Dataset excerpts
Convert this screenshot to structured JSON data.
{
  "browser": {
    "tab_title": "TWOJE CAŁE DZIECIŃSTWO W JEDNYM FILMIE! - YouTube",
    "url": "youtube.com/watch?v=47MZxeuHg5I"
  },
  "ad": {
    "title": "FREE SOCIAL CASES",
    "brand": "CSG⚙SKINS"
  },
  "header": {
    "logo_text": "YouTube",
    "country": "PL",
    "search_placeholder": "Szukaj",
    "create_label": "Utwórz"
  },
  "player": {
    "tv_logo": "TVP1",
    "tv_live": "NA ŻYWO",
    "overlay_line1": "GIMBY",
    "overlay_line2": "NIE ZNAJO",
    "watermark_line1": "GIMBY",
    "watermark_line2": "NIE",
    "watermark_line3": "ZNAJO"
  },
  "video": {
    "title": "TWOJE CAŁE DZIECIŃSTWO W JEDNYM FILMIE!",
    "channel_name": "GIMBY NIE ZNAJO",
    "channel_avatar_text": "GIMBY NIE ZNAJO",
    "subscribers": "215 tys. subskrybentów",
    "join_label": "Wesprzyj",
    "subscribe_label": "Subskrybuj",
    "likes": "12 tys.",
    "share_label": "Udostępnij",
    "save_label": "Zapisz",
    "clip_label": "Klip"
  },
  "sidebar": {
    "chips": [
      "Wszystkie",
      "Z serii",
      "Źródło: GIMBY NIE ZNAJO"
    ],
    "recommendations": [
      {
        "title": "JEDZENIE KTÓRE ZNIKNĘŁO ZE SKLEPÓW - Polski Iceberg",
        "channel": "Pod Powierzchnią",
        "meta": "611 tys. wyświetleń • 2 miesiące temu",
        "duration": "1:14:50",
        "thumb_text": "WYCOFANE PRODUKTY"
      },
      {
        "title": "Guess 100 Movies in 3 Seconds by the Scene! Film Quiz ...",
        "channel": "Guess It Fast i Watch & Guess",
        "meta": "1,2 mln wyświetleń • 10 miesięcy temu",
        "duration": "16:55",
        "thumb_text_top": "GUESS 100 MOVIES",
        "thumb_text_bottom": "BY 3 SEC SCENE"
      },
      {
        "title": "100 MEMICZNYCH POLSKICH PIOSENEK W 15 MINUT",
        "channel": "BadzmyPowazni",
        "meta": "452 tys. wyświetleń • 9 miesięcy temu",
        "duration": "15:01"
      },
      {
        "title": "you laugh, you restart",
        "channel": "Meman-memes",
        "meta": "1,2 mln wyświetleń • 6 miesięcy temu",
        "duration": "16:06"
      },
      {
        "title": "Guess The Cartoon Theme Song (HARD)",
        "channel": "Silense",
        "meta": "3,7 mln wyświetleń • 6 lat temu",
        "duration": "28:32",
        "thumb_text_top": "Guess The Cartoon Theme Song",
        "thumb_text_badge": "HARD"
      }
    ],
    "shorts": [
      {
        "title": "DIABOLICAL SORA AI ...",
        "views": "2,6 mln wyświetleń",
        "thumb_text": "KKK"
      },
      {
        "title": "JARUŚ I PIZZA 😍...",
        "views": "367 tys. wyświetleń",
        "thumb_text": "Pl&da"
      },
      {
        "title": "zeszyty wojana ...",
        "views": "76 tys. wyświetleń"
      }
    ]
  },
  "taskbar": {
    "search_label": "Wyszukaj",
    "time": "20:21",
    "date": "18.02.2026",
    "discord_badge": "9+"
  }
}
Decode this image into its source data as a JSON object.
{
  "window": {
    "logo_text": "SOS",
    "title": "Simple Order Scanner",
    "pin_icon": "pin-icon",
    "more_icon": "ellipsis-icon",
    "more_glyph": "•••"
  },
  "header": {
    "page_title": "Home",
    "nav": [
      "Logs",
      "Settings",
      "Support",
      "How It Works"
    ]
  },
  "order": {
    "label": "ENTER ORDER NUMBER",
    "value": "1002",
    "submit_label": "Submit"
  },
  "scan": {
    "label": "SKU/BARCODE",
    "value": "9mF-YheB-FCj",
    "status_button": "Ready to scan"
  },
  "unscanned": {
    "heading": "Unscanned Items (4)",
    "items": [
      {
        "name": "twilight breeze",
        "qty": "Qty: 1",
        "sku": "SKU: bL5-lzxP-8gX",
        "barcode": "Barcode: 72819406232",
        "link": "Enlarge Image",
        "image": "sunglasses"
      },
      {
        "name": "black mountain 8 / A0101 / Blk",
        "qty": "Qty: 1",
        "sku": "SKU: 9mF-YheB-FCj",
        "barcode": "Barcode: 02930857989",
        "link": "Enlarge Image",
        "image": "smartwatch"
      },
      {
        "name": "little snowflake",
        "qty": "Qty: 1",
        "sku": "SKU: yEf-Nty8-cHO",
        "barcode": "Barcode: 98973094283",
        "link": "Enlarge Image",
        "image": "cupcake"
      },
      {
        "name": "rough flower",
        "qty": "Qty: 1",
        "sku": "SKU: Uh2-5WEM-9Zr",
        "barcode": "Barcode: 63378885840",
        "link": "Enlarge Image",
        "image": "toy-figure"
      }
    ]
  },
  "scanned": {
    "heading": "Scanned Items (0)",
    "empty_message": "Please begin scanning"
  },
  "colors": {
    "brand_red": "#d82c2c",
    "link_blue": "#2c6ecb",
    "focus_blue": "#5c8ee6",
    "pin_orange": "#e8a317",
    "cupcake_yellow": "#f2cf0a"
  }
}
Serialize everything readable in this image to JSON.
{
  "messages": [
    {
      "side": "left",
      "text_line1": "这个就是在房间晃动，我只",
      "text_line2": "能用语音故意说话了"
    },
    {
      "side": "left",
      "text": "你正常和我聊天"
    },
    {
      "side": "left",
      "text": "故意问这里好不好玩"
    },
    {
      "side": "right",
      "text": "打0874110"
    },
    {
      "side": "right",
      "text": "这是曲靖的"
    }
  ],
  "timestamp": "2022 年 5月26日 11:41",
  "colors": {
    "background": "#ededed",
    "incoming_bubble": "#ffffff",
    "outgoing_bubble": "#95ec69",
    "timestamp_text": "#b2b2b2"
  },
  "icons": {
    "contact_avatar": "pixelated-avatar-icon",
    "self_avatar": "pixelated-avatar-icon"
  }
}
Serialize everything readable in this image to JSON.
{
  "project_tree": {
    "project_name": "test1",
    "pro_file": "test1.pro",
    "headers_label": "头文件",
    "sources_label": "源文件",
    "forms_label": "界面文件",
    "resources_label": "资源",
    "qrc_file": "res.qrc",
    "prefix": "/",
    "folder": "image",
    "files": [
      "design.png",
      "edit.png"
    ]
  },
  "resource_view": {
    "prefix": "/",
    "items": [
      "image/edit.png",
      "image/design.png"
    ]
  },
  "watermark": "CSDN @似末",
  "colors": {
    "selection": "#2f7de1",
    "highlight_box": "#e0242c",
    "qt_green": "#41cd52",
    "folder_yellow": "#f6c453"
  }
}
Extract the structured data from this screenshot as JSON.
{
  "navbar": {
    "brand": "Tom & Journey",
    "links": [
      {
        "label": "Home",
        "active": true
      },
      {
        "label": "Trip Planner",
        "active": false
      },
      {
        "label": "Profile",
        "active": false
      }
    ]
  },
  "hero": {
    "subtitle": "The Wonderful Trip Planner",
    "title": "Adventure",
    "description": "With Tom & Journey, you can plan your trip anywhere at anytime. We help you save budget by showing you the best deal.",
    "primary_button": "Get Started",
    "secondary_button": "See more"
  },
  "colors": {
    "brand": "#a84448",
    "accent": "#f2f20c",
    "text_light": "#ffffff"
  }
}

# [Your objective]
Show every line that contains the word "HARD".

# [Task answer]
        "title": "Guess The Cartoon Theme Song (HARD)",
        "thumb_text_badge": "HARD"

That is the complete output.